**Work to be completed**: Reproduce every line of the material below, but drop the pictures.

**Exercise materials**:
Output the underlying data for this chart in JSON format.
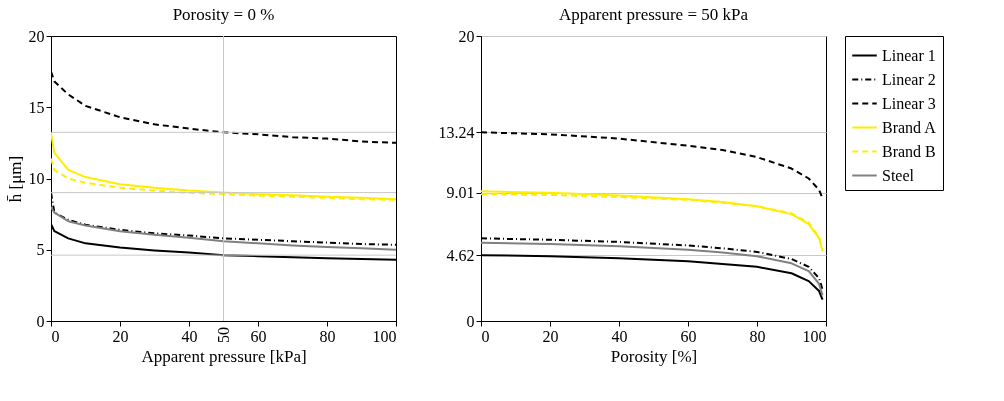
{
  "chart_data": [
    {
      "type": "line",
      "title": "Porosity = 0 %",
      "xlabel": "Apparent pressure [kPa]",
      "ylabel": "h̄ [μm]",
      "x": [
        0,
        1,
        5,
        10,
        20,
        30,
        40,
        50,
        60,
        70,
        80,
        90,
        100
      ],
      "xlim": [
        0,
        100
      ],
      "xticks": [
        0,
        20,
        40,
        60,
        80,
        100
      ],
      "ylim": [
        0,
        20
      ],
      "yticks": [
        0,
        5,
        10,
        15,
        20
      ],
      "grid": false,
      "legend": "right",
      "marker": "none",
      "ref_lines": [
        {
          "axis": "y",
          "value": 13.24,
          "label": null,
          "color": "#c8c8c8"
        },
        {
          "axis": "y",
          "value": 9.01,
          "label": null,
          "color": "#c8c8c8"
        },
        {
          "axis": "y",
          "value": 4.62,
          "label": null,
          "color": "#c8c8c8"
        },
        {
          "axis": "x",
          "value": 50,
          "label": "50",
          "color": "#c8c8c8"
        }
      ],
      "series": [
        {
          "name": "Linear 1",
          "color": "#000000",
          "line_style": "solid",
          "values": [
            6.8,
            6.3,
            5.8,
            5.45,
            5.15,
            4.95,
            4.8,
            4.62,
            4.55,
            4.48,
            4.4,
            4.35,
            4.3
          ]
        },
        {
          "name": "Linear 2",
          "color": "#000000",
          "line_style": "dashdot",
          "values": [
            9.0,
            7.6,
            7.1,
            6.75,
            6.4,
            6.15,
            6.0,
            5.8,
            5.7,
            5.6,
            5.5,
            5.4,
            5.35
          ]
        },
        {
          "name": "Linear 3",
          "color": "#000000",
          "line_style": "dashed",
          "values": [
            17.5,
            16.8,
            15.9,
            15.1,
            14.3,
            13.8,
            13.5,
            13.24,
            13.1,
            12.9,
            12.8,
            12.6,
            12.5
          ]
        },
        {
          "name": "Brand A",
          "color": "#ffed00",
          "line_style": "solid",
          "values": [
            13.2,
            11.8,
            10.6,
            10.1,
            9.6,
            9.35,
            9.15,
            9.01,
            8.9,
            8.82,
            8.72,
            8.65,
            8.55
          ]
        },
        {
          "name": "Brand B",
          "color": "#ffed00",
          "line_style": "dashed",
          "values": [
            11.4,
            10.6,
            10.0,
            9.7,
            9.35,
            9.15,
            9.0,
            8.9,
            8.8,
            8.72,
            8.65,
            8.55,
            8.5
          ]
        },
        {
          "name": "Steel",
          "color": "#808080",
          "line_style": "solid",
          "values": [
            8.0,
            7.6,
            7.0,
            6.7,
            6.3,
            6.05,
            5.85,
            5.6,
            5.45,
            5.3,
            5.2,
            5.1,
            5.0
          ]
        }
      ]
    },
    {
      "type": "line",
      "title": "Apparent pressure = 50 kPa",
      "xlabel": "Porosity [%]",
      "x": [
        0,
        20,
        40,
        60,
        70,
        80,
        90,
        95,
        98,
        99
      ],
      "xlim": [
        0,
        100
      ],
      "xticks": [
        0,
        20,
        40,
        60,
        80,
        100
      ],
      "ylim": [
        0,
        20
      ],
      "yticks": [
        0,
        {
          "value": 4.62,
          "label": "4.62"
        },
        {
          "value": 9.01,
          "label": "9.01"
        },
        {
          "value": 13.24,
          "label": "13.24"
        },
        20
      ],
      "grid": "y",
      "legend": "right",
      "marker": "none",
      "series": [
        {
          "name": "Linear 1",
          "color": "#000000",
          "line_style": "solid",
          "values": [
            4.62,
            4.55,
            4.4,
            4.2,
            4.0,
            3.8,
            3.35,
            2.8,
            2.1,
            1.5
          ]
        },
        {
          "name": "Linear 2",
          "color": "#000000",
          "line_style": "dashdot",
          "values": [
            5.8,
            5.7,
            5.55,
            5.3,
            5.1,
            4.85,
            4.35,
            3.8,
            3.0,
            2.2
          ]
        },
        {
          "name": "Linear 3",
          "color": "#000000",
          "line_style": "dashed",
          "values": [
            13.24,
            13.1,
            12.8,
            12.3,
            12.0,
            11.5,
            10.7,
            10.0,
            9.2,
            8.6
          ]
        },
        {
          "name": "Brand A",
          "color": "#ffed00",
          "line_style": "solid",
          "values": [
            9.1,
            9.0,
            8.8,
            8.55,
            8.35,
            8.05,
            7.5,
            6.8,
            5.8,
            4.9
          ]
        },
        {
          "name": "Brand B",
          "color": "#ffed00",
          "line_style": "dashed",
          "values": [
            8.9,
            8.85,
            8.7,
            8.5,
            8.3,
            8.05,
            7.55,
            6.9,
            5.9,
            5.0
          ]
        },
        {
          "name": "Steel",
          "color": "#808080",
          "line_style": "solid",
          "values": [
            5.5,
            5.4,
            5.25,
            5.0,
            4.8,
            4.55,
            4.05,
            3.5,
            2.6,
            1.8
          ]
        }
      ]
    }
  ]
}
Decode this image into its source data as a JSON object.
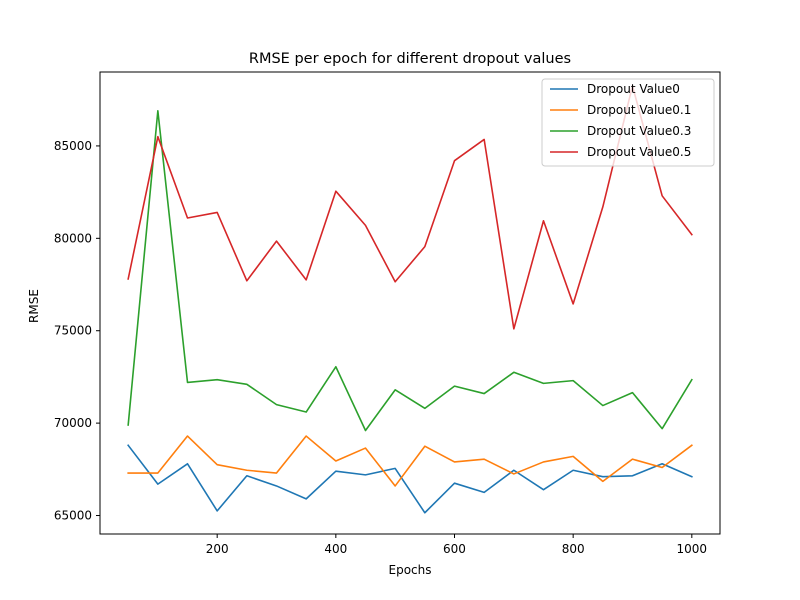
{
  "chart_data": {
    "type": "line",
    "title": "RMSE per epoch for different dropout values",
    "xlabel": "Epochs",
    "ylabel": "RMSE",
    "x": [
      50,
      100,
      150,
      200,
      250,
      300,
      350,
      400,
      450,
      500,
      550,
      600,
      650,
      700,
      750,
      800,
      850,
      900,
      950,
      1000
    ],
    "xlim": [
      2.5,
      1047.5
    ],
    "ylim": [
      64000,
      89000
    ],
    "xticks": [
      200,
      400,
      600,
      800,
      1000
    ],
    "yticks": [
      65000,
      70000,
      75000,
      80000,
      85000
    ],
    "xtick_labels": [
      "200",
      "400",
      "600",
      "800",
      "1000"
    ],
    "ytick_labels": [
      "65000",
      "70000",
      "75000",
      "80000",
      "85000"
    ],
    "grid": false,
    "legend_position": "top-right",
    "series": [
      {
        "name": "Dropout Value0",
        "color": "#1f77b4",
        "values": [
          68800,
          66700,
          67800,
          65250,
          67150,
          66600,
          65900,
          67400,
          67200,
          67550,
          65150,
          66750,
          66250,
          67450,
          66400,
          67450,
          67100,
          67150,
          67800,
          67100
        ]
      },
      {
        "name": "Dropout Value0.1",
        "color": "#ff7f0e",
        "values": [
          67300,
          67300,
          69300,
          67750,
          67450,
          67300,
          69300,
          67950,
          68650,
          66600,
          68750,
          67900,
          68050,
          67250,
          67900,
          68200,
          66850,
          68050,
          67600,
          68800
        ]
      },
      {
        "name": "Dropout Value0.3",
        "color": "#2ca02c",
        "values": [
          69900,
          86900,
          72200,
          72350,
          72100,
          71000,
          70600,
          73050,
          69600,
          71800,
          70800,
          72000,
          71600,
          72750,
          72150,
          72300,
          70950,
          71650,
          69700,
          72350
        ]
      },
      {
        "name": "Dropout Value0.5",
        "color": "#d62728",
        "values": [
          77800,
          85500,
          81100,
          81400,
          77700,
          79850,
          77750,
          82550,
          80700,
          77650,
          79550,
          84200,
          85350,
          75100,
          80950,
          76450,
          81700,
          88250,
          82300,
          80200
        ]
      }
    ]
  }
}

**Answer**:
Output the underlying data for this chart in JSON format.
{
  "chart_data": [
    {
      "type": "line",
      "title": "Porosity = 0 %",
      "xlabel": "Apparent pressure [kPa]",
      "ylabel": "h̄ [μm]",
      "x": [
        0,
        1,
        5,
        10,
        20,
        30,
        40,
        50,
        60,
        70,
        80,
        90,
        100
      ],
      "xlim": [
        0,
        100
      ],
      "xticks": [
        0,
        20,
        40,
        60,
        80,
        100
      ],
      "ylim": [
        0,
        20
      ],
      "yticks": [
        0,
        5,
        10,
        15,
        20
      ],
      "grid": false,
      "legend": "right",
      "marker": "none",
      "ref_lines": [
        {
          "axis": "y",
          "value": 13.24,
          "label": null,
          "color": "#c8c8c8"
        },
        {
          "axis": "y",
          "value": 9.01,
          "label": null,
          "color": "#c8c8c8"
        },
        {
          "axis": "y",
          "value": 4.62,
          "label": null,
          "color": "#c8c8c8"
        },
        {
          "axis": "x",
          "value": 50,
          "label": "50",
          "color": "#c8c8c8"
        }
      ],
      "series": [
        {
          "name": "Linear 1",
          "color": "#000000",
          "line_style": "solid",
          "values": [
            6.8,
            6.3,
            5.8,
            5.45,
            5.15,
            4.95,
            4.8,
            4.62,
            4.55,
            4.48,
            4.4,
            4.35,
            4.3
          ]
        },
        {
          "name": "Linear 2",
          "color": "#000000",
          "line_style": "dashdot",
          "values": [
            9.0,
            7.6,
            7.1,
            6.75,
            6.4,
            6.15,
            6.0,
            5.8,
            5.7,
            5.6,
            5.5,
            5.4,
            5.35
          ]
        },
        {
          "name": "Linear 3",
          "color": "#000000",
          "line_style": "dashed",
          "values": [
            17.5,
            16.8,
            15.9,
            15.1,
            14.3,
            13.8,
            13.5,
            13.24,
            13.1,
            12.9,
            12.8,
            12.6,
            12.5
          ]
        },
        {
          "name": "Brand A",
          "color": "#ffed00",
          "line_style": "solid",
          "values": [
            13.2,
            11.8,
            10.6,
            10.1,
            9.6,
            9.35,
            9.15,
            9.01,
            8.9,
            8.82,
            8.72,
            8.65,
            8.55
          ]
        },
        {
          "name": "Brand B",
          "color": "#ffed00",
          "line_style": "dashed",
          "values": [
            11.4,
            10.6,
            10.0,
            9.7,
            9.35,
            9.15,
            9.0,
            8.9,
            8.8,
            8.72,
            8.65,
            8.55,
            8.5
          ]
        },
        {
          "name": "Steel",
          "color": "#808080",
          "line_style": "solid",
          "values": [
            8.0,
            7.6,
            7.0,
            6.7,
            6.3,
            6.05,
            5.85,
            5.6,
            5.45,
            5.3,
            5.2,
            5.1,
            5.0
          ]
        }
      ]
    },
    {
      "type": "line",
      "title": "Apparent pressure = 50 kPa",
      "xlabel": "Porosity [%]",
      "x": [
        0,
        20,
        40,
        60,
        70,
        80,
        90,
        95,
        98,
        99
      ],
      "xlim": [
        0,
        100
      ],
      "xticks": [
        0,
        20,
        40,
        60,
        80,
        100
      ],
      "ylim": [
        0,
        20
      ],
      "yticks": [
        0,
        {
          "value": 4.62,
          "label": "4.62"
        },
        {
          "value": 9.01,
          "label": "9.01"
        },
        {
          "value": 13.24,
          "label": "13.24"
        },
        20
      ],
      "grid": "y",
      "legend": "right",
      "marker": "none",
      "series": [
        {
          "name": "Linear 1",
          "color": "#000000",
          "line_style": "solid",
          "values": [
            4.62,
            4.55,
            4.4,
            4.2,
            4.0,
            3.8,
            3.35,
            2.8,
            2.1,
            1.5
          ]
        },
        {
          "name": "Linear 2",
          "color": "#000000",
          "line_style": "dashdot",
          "values": [
            5.8,
            5.7,
            5.55,
            5.3,
            5.1,
            4.85,
            4.35,
            3.8,
            3.0,
            2.2
          ]
        },
        {
          "name": "Linear 3",
          "color": "#000000",
          "line_style": "dashed",
          "values": [
            13.24,
            13.1,
            12.8,
            12.3,
            12.0,
            11.5,
            10.7,
            10.0,
            9.2,
            8.6
          ]
        },
        {
          "name": "Brand A",
          "color": "#ffed00",
          "line_style": "solid",
          "values": [
            9.1,
            9.0,
            8.8,
            8.55,
            8.35,
            8.05,
            7.5,
            6.8,
            5.8,
            4.9
          ]
        },
        {
          "name": "Brand B",
          "color": "#ffed00",
          "line_style": "dashed",
          "values": [
            8.9,
            8.85,
            8.7,
            8.5,
            8.3,
            8.05,
            7.55,
            6.9,
            5.9,
            5.0
          ]
        },
        {
          "name": "Steel",
          "color": "#808080",
          "line_style": "solid",
          "values": [
            5.5,
            5.4,
            5.25,
            5.0,
            4.8,
            4.55,
            4.05,
            3.5,
            2.6,
            1.8
          ]
        }
      ]
    }
  ]
}
Decode this image into its source data as a JSON object.
{
  "chart_data": {
    "type": "line",
    "title": "RMSE per epoch for different dropout values",
    "xlabel": "Epochs",
    "ylabel": "RMSE",
    "x": [
      50,
      100,
      150,
      200,
      250,
      300,
      350,
      400,
      450,
      500,
      550,
      600,
      650,
      700,
      750,
      800,
      850,
      900,
      950,
      1000
    ],
    "xlim": [
      2.5,
      1047.5
    ],
    "ylim": [
      64000,
      89000
    ],
    "xticks": [
      200,
      400,
      600,
      800,
      1000
    ],
    "yticks": [
      65000,
      70000,
      75000,
      80000,
      85000
    ],
    "xtick_labels": [
      "200",
      "400",
      "600",
      "800",
      "1000"
    ],
    "ytick_labels": [
      "65000",
      "70000",
      "75000",
      "80000",
      "85000"
    ],
    "grid": false,
    "legend_position": "top-right",
    "series": [
      {
        "name": "Dropout Value0",
        "color": "#1f77b4",
        "values": [
          68800,
          66700,
          67800,
          65250,
          67150,
          66600,
          65900,
          67400,
          67200,
          67550,
          65150,
          66750,
          66250,
          67450,
          66400,
          67450,
          67100,
          67150,
          67800,
          67100
        ]
      },
      {
        "name": "Dropout Value0.1",
        "color": "#ff7f0e",
        "values": [
          67300,
          67300,
          69300,
          67750,
          67450,
          67300,
          69300,
          67950,
          68650,
          66600,
          68750,
          67900,
          68050,
          67250,
          67900,
          68200,
          66850,
          68050,
          67600,
          68800
        ]
      },
      {
        "name": "Dropout Value0.3",
        "color": "#2ca02c",
        "values": [
          69900,
          86900,
          72200,
          72350,
          72100,
          71000,
          70600,
          73050,
          69600,
          71800,
          70800,
          72000,
          71600,
          72750,
          72150,
          72300,
          70950,
          71650,
          69700,
          72350
        ]
      },
      {
        "name": "Dropout Value0.5",
        "color": "#d62728",
        "values": [
          77800,
          85500,
          81100,
          81400,
          77700,
          79850,
          77750,
          82550,
          80700,
          77650,
          79550,
          84200,
          85350,
          75100,
          80950,
          76450,
          81700,
          88250,
          82300,
          80200
        ]
      }
    ]
  }
}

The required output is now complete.